[Records]
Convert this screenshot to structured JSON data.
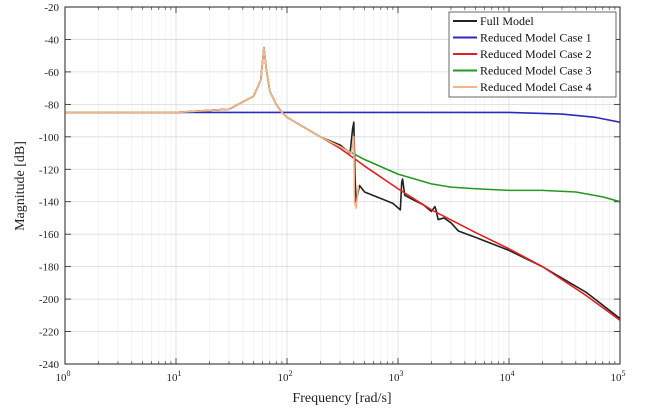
{
  "chart_data": {
    "type": "line",
    "title": "",
    "xlabel": "Frequency [rad/s]",
    "ylabel": "Magnitude [dB]",
    "xscale": "log",
    "xlim": [
      1,
      100000
    ],
    "ylim": [
      -240,
      -20
    ],
    "x_ticks": [
      {
        "value": 1,
        "base": "10",
        "exp": "0"
      },
      {
        "value": 10,
        "base": "10",
        "exp": "1"
      },
      {
        "value": 100,
        "base": "10",
        "exp": "2"
      },
      {
        "value": 1000,
        "base": "10",
        "exp": "3"
      },
      {
        "value": 10000,
        "base": "10",
        "exp": "4"
      },
      {
        "value": 100000,
        "base": "10",
        "exp": "5"
      }
    ],
    "y_ticks": [
      "-20",
      "-40",
      "-60",
      "-80",
      "-100",
      "-120",
      "-140",
      "-160",
      "-180",
      "-200",
      "-220",
      "-240"
    ],
    "grid": true,
    "legend_position": "top-right",
    "series": [
      {
        "name": "Full Model",
        "color": "#222222",
        "points": [
          [
            1,
            -85
          ],
          [
            10,
            -85
          ],
          [
            30,
            -83
          ],
          [
            50,
            -75
          ],
          [
            58,
            -65
          ],
          [
            62,
            -45
          ],
          [
            65,
            -58
          ],
          [
            70,
            -72
          ],
          [
            80,
            -80
          ],
          [
            90,
            -85
          ],
          [
            100,
            -88
          ],
          [
            200,
            -100
          ],
          [
            300,
            -105
          ],
          [
            370,
            -110
          ],
          [
            390,
            -95
          ],
          [
            400,
            -91
          ],
          [
            410,
            -125
          ],
          [
            420,
            -140
          ],
          [
            450,
            -130
          ],
          [
            500,
            -134
          ],
          [
            700,
            -138
          ],
          [
            900,
            -141
          ],
          [
            1050,
            -145
          ],
          [
            1080,
            -128
          ],
          [
            1100,
            -126
          ],
          [
            1150,
            -136
          ],
          [
            1300,
            -138
          ],
          [
            1700,
            -142
          ],
          [
            2000,
            -146
          ],
          [
            2150,
            -143
          ],
          [
            2200,
            -145
          ],
          [
            2300,
            -151
          ],
          [
            2600,
            -150
          ],
          [
            3000,
            -153
          ],
          [
            3500,
            -158
          ],
          [
            5000,
            -162
          ],
          [
            10000,
            -170
          ],
          [
            20000,
            -180
          ],
          [
            50000,
            -196
          ],
          [
            100000,
            -212
          ]
        ]
      },
      {
        "name": "Reduced Model Case 1",
        "color": "#2b2bbf",
        "points": [
          [
            1,
            -85
          ],
          [
            100,
            -85
          ],
          [
            1000,
            -85
          ],
          [
            10000,
            -85
          ],
          [
            30000,
            -86
          ],
          [
            60000,
            -88
          ],
          [
            100000,
            -91
          ]
        ]
      },
      {
        "name": "Reduced Model Case 2",
        "color": "#e02020",
        "points": [
          [
            1,
            -85
          ],
          [
            10,
            -85
          ],
          [
            30,
            -83
          ],
          [
            50,
            -75
          ],
          [
            58,
            -65
          ],
          [
            62,
            -45
          ],
          [
            65,
            -58
          ],
          [
            70,
            -72
          ],
          [
            80,
            -80
          ],
          [
            90,
            -85
          ],
          [
            100,
            -88
          ],
          [
            200,
            -100
          ],
          [
            300,
            -107
          ],
          [
            500,
            -118
          ],
          [
            1000,
            -132
          ],
          [
            2000,
            -145
          ],
          [
            5000,
            -159
          ],
          [
            10000,
            -169
          ],
          [
            20000,
            -180
          ],
          [
            50000,
            -198
          ],
          [
            100000,
            -213
          ]
        ]
      },
      {
        "name": "Reduced Model Case 3",
        "color": "#229922",
        "points": [
          [
            1,
            -85
          ],
          [
            10,
            -85
          ],
          [
            30,
            -83
          ],
          [
            50,
            -75
          ],
          [
            58,
            -65
          ],
          [
            62,
            -45
          ],
          [
            65,
            -58
          ],
          [
            70,
            -72
          ],
          [
            80,
            -80
          ],
          [
            90,
            -85
          ],
          [
            100,
            -88
          ],
          [
            200,
            -100
          ],
          [
            300,
            -106
          ],
          [
            500,
            -114
          ],
          [
            1000,
            -123
          ],
          [
            2000,
            -129
          ],
          [
            3000,
            -131
          ],
          [
            5000,
            -132
          ],
          [
            10000,
            -133
          ],
          [
            20000,
            -133
          ],
          [
            40000,
            -134
          ],
          [
            70000,
            -137
          ],
          [
            100000,
            -140
          ]
        ]
      },
      {
        "name": "Reduced Model Case 4",
        "color": "#f5b48a",
        "points": [
          [
            1,
            -85
          ],
          [
            10,
            -85
          ],
          [
            30,
            -83
          ],
          [
            50,
            -75
          ],
          [
            58,
            -65
          ],
          [
            62,
            -45
          ],
          [
            65,
            -58
          ],
          [
            70,
            -72
          ],
          [
            80,
            -80
          ],
          [
            90,
            -85
          ],
          [
            100,
            -88
          ],
          [
            200,
            -100
          ],
          [
            300,
            -106
          ],
          [
            380,
            -110
          ],
          [
            400,
            -100
          ],
          [
            405,
            -140
          ],
          [
            420,
            -144
          ],
          [
            440,
            -130
          ]
        ]
      }
    ]
  }
}
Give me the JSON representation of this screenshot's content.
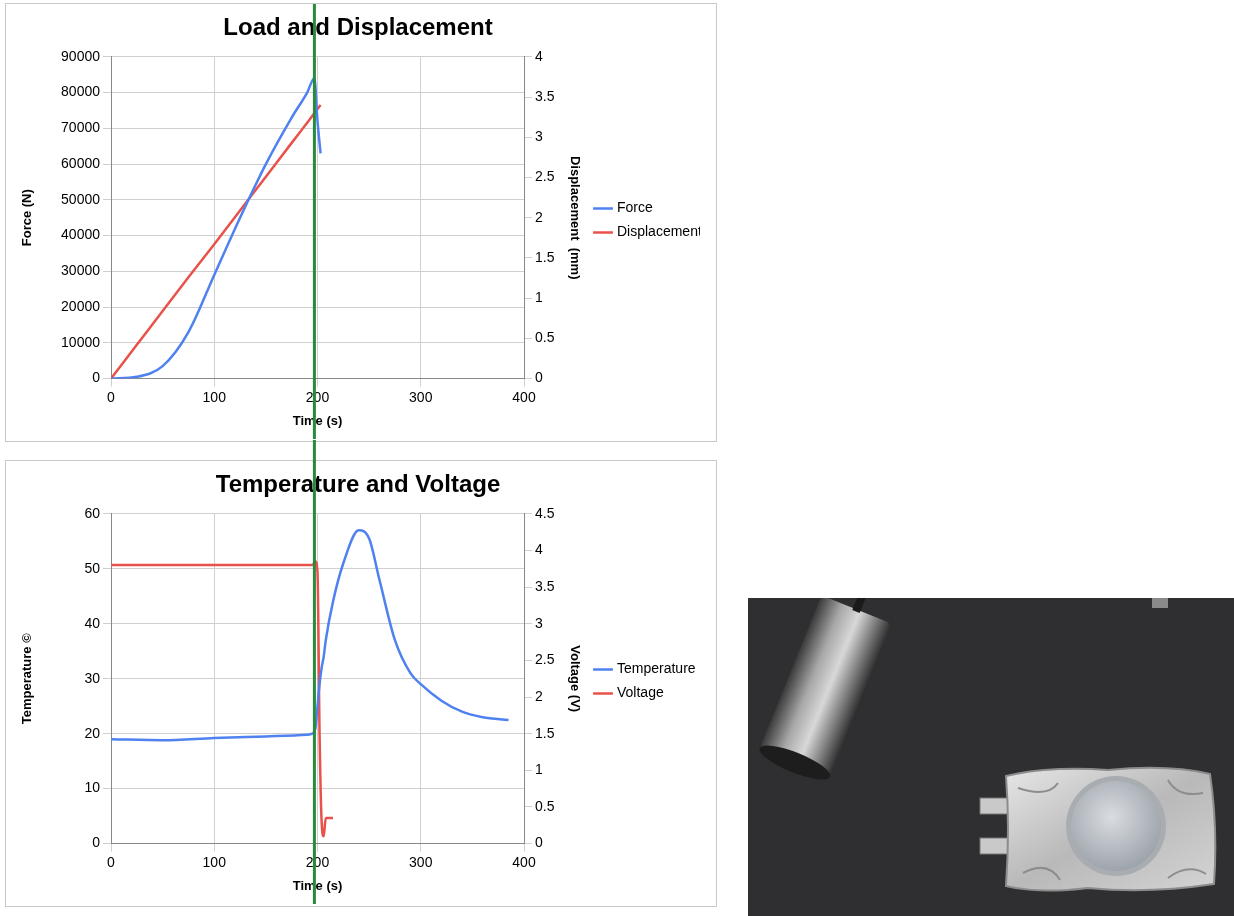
{
  "chart_data": [
    {
      "type": "line",
      "title": "Load and Displacement",
      "x_label": "Time (s)",
      "y_label": "Force (N)",
      "y2_label": "Displacement  (mm)",
      "x": [
        0,
        25,
        50,
        75,
        100,
        125,
        150,
        175,
        190,
        197,
        200,
        203
      ],
      "series": [
        {
          "name": "Force",
          "color": "#4f81f0",
          "values": [
            0,
            500,
            3500,
            13000,
            29000,
            45000,
            60000,
            73000,
            80000,
            84000,
            72000,
            63000
          ]
        },
        {
          "name": "Displacement",
          "color": "#e8524a",
          "axis": "y2",
          "values": [
            0,
            0.42,
            0.84,
            1.26,
            1.67,
            2.09,
            2.51,
            2.93,
            3.18,
            3.3,
            3.35,
            3.4
          ]
        }
      ],
      "xlim": [
        0,
        400
      ],
      "xticks": [
        0,
        100,
        200,
        300,
        400
      ],
      "ylim": [
        0,
        90000
      ],
      "yticks": [
        0,
        10000,
        20000,
        30000,
        40000,
        50000,
        60000,
        70000,
        80000,
        90000
      ],
      "y2lim": [
        0,
        4
      ],
      "y2ticks": [
        0,
        0.5,
        1,
        1.5,
        2,
        2.5,
        3,
        3.5,
        4
      ],
      "grid": true,
      "legend": "right",
      "vline_x": 197
    },
    {
      "type": "line",
      "title": "Temperature and Voltage",
      "x_label": "Time (s)",
      "y_label": "Temperature ©",
      "y2_label": "Voltage (V)",
      "x": [
        0,
        50,
        100,
        150,
        190,
        195,
        198,
        200,
        202,
        204,
        206,
        208,
        215,
        225,
        240,
        250,
        260,
        275,
        290,
        300,
        320,
        340,
        360,
        385
      ],
      "series": [
        {
          "name": "Temperature",
          "color": "#4f81f0",
          "values": [
            19,
            18.8,
            19.2,
            19.5,
            19.8,
            20,
            21,
            25,
            29,
            32,
            34,
            37,
            44,
            51,
            57,
            55.5,
            48,
            37,
            31,
            29,
            26,
            24,
            23,
            22.5
          ]
        },
        {
          "name": "Voltage",
          "color": "#e8524a",
          "axis": "y2",
          "values": [
            3.8,
            3.8,
            3.8,
            3.8,
            3.8,
            3.8,
            3.85,
            3.7,
            1.5,
            0.3,
            0.1,
            0.35,
            0.35,
            null,
            null,
            null,
            null,
            null,
            null,
            null,
            null,
            null,
            null,
            null
          ]
        }
      ],
      "xlim": [
        0,
        400
      ],
      "xticks": [
        0,
        100,
        200,
        300,
        400
      ],
      "ylim": [
        0,
        60
      ],
      "yticks": [
        0,
        10,
        20,
        30,
        40,
        50,
        60
      ],
      "y2lim": [
        0,
        4.5
      ],
      "y2ticks": [
        0,
        0.5,
        1,
        1.5,
        2,
        2.5,
        3,
        3.5,
        4,
        4.5
      ],
      "grid": true,
      "legend": "right",
      "vline_x": 197
    }
  ]
}
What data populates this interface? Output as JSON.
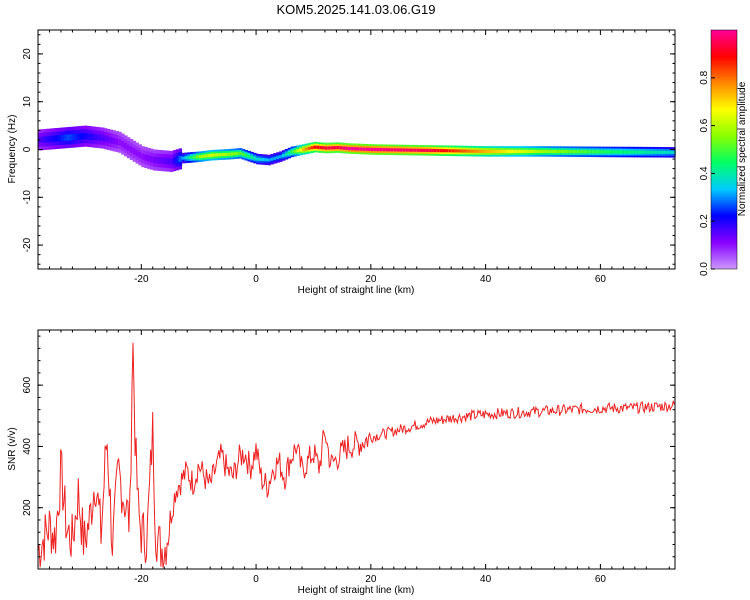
{
  "title": "KOM5.2025.141.03.06.G19",
  "chart_data": [
    {
      "type": "heatmap",
      "xlabel": "Height of straight line (km)",
      "ylabel": "Frequency (Hz)",
      "xlim": [
        -38,
        73
      ],
      "ylim": [
        -25,
        25
      ],
      "xticks": [
        -20,
        0,
        20,
        40,
        60
      ],
      "yticks": [
        -20,
        -10,
        0,
        10,
        20
      ],
      "colorbar": {
        "label": "Normalized spectral amplitude",
        "range": [
          0,
          1
        ],
        "ticks": [
          0.0,
          0.2,
          0.4,
          0.6,
          0.8
        ],
        "colormap": [
          "#cc99ff",
          "#8800ff",
          "#0000ff",
          "#00ccff",
          "#00ff66",
          "#88ff00",
          "#ffff00",
          "#ff8800",
          "#ff0000",
          "#ff0099"
        ]
      },
      "ridge": {
        "x": [
          -38,
          -33,
          -30,
          -27,
          -24,
          -22,
          -20,
          -18,
          -15,
          -13,
          -10,
          -8,
          -5,
          -3,
          0,
          2,
          4,
          6,
          8,
          10,
          12,
          14,
          16,
          20,
          30,
          40,
          50,
          60,
          73
        ],
        "freq": [
          2,
          2.5,
          2.8,
          2.4,
          1.5,
          0,
          -1.5,
          -2.2,
          -2.5,
          -1.8,
          -1.5,
          -1.2,
          -1,
          -0.8,
          -2,
          -2.2,
          -1.5,
          -0.5,
          0,
          0.5,
          0.3,
          0.4,
          0.2,
          0,
          -0.2,
          -0.4,
          -0.4,
          -0.5,
          -0.6
        ],
        "amplitude": [
          0.15,
          0.25,
          0.2,
          0.15,
          0.1,
          0.1,
          0.1,
          0.12,
          0.15,
          0.3,
          0.55,
          0.6,
          0.55,
          0.5,
          0.35,
          0.3,
          0.3,
          0.45,
          0.7,
          0.85,
          0.9,
          0.9,
          0.95,
          0.95,
          0.9,
          0.7,
          0.55,
          0.45,
          0.35
        ]
      }
    },
    {
      "type": "line",
      "xlabel": "Height of straight line (km)",
      "ylabel": "SNR (v/v)",
      "xlim": [
        -38,
        73
      ],
      "ylim": [
        0,
        780
      ],
      "xticks": [
        -20,
        0,
        20,
        40,
        60
      ],
      "yticks": [
        200,
        400,
        600
      ],
      "color": "#ee2222",
      "series": [
        {
          "x": [
            -38,
            -36,
            -35,
            -34,
            -33,
            -32,
            -31,
            -30,
            -29,
            -28,
            -27,
            -26,
            -25,
            -24,
            -23,
            -22,
            -21.5,
            -21,
            -20.5,
            -20,
            -19,
            -18,
            -17.5,
            -17,
            -16,
            -15,
            -14,
            -13,
            -12,
            -11,
            -10,
            -9,
            -8,
            -7,
            -6,
            -5,
            -4,
            -3,
            -2,
            -1,
            0,
            1,
            2,
            3,
            4,
            5,
            6,
            7,
            8,
            9,
            10,
            11,
            12,
            13,
            14,
            15,
            16,
            18,
            20,
            22,
            25,
            28,
            30,
            35,
            40,
            45,
            50,
            55,
            60,
            65,
            70,
            73
          ],
          "values": [
            60,
            140,
            100,
            320,
            130,
            90,
            250,
            80,
            160,
            300,
            110,
            440,
            70,
            320,
            230,
            150,
            770,
            380,
            180,
            120,
            100,
            460,
            130,
            80,
            60,
            160,
            260,
            290,
            320,
            280,
            340,
            300,
            270,
            330,
            370,
            320,
            300,
            360,
            380,
            330,
            390,
            290,
            270,
            330,
            350,
            300,
            360,
            400,
            320,
            350,
            380,
            330,
            450,
            340,
            360,
            380,
            400,
            410,
            430,
            440,
            455,
            470,
            480,
            495,
            505,
            510,
            515,
            520,
            525,
            525,
            530,
            535
          ]
        }
      ]
    }
  ]
}
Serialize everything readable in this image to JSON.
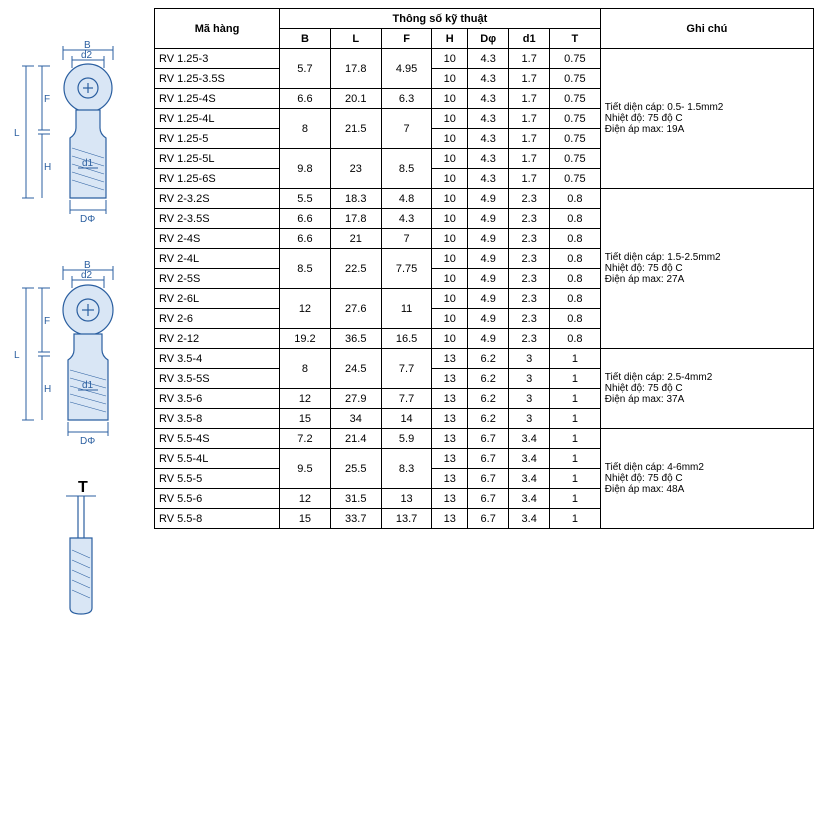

-- Exercise objective --
Search the records for the word "this" and copy every line where it occurs.

-- Answer --
Convert this screenshot to structured JSON data.
Give me the JSON representation of this screenshot's content.
What data populates this interface? Output as JSON.
Serialize everything readable in this image to JSON.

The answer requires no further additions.